=== Problem ===
Draw out every line with the word "жительства" from the listing below.

<<<<

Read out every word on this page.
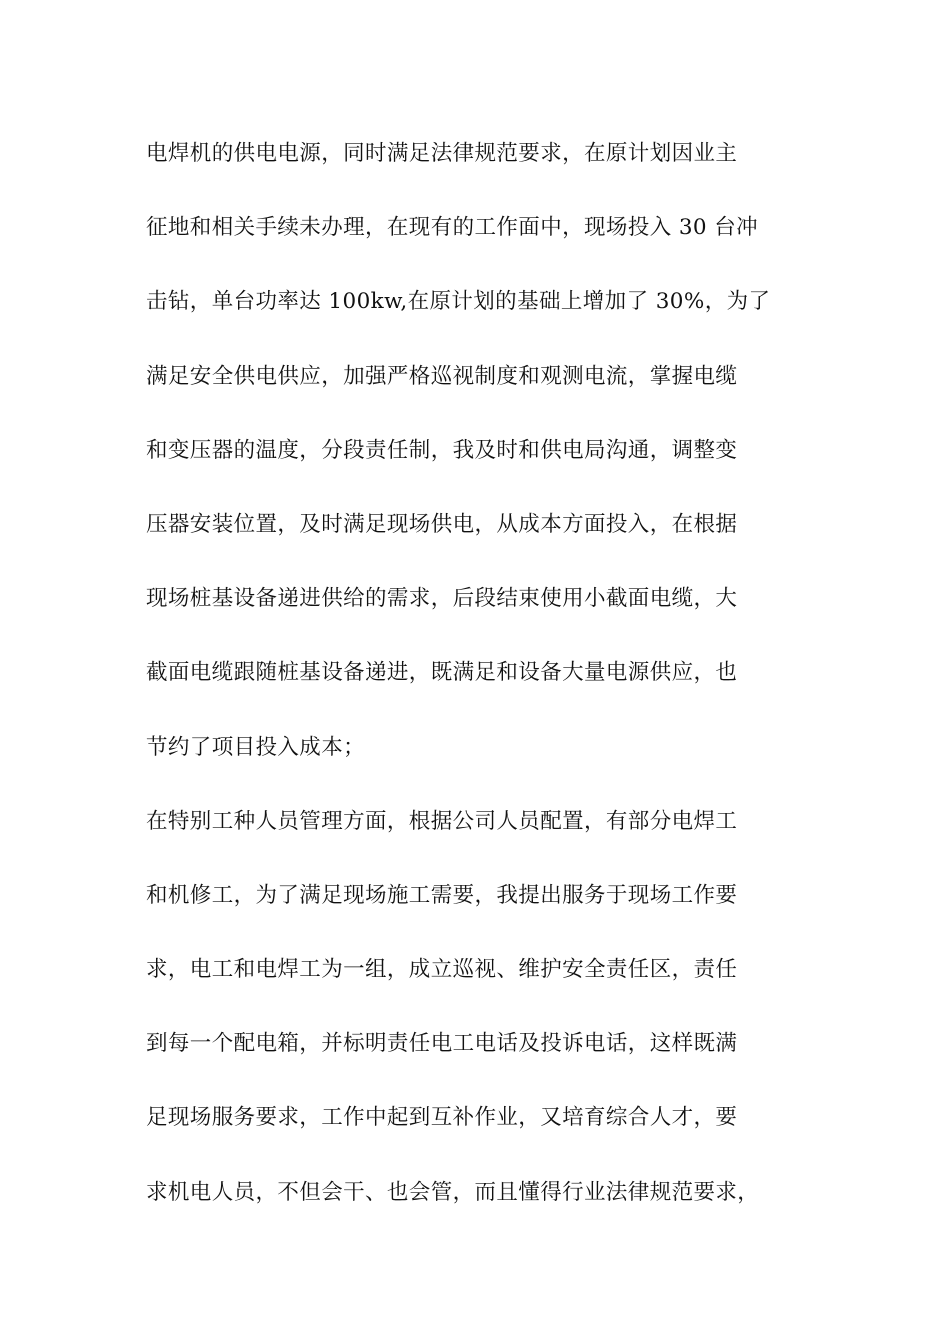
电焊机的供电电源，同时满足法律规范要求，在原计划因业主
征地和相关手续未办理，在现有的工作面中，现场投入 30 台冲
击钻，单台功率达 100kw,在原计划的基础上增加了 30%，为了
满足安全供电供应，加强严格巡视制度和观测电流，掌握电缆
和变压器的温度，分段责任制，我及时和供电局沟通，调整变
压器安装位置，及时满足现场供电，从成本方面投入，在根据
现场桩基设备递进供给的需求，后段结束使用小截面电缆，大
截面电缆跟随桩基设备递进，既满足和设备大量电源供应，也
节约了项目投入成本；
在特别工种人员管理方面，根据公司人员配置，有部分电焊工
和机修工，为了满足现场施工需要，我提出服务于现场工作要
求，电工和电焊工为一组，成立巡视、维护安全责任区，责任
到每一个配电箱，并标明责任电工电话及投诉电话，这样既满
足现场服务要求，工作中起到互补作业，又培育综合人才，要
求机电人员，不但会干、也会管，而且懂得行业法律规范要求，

>>>>
<<<<

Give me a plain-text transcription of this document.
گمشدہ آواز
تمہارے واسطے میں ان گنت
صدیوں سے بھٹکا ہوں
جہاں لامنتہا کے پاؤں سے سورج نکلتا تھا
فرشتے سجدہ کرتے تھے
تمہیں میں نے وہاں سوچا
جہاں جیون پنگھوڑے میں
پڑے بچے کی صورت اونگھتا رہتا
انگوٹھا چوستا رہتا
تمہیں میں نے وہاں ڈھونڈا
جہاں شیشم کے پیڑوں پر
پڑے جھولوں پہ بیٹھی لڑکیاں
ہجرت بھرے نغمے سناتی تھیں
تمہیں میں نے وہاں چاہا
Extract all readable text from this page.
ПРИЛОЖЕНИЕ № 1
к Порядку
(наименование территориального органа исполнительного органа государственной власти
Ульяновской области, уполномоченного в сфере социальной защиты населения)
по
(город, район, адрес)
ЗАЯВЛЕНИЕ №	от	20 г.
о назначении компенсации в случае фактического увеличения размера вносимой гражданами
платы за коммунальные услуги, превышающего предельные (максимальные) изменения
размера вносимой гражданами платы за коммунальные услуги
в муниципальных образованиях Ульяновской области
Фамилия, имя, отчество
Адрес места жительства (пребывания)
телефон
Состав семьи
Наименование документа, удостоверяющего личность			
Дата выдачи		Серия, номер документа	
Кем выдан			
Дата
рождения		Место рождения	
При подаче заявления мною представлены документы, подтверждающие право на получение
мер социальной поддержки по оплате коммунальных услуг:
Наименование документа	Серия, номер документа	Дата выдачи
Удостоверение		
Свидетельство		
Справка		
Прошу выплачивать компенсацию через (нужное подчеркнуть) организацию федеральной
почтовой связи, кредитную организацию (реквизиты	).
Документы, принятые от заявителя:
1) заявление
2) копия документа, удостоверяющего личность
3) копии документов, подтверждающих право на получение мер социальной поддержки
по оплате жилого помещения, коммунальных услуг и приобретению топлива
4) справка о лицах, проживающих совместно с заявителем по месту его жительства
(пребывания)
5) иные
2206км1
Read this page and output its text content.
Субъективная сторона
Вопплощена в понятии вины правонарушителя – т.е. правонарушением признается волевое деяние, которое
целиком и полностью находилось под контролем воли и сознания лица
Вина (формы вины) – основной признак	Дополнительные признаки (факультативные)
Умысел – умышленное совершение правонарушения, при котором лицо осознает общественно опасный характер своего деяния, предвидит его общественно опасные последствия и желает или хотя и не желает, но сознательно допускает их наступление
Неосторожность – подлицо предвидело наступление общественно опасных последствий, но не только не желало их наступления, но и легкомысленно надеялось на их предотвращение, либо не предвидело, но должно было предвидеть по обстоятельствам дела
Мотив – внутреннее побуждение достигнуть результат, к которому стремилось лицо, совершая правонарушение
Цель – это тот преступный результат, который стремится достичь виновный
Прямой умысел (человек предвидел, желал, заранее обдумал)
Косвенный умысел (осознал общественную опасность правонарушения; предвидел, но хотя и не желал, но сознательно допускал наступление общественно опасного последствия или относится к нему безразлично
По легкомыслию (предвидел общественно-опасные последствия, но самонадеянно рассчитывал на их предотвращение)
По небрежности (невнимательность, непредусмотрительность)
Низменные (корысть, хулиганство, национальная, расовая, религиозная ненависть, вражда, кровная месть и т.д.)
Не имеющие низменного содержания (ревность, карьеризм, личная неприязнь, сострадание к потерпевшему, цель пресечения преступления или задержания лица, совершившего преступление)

>>>>
<<<<

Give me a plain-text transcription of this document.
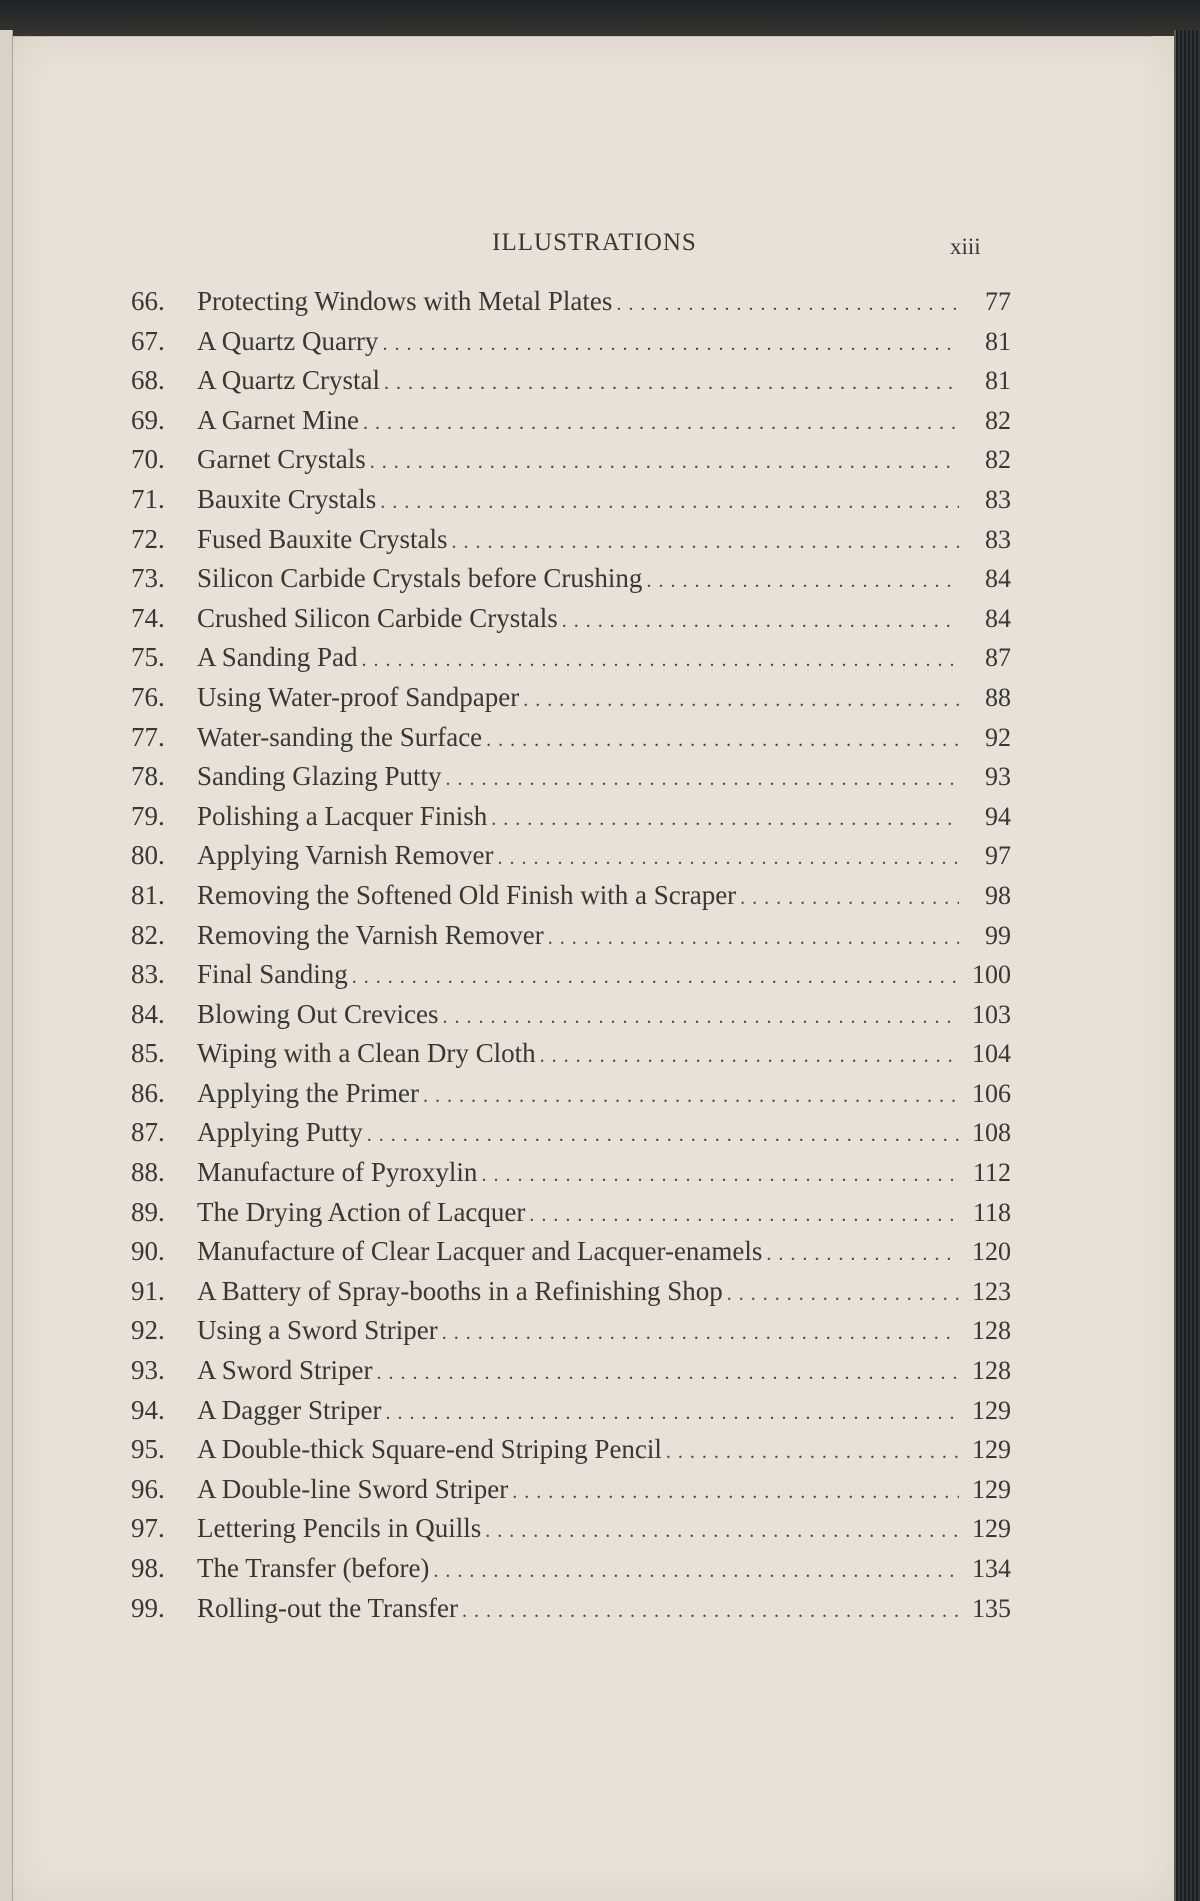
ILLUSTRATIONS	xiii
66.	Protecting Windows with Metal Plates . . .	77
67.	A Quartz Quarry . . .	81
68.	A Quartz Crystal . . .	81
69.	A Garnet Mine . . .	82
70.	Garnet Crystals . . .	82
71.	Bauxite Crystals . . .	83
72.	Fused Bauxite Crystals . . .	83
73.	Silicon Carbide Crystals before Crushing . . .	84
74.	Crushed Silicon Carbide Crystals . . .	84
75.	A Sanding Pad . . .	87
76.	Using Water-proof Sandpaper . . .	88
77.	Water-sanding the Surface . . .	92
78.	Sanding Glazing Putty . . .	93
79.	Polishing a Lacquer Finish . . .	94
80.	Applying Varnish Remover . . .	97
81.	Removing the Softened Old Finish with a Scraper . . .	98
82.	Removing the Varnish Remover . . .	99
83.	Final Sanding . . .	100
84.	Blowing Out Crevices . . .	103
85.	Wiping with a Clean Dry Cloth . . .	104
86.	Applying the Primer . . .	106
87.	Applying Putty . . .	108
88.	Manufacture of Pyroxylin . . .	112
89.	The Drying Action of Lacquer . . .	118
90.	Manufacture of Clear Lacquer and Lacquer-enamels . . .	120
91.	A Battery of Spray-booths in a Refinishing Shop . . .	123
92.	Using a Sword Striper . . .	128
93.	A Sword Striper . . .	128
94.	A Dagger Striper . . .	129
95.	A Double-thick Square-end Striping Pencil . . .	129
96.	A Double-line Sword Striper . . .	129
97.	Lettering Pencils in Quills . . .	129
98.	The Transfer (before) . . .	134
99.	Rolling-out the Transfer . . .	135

>>>>

=== Solution below ===
Адрес места жительства (пребывания)
4) справка о лицах, проживающих совместно с заявителем по месту его жительства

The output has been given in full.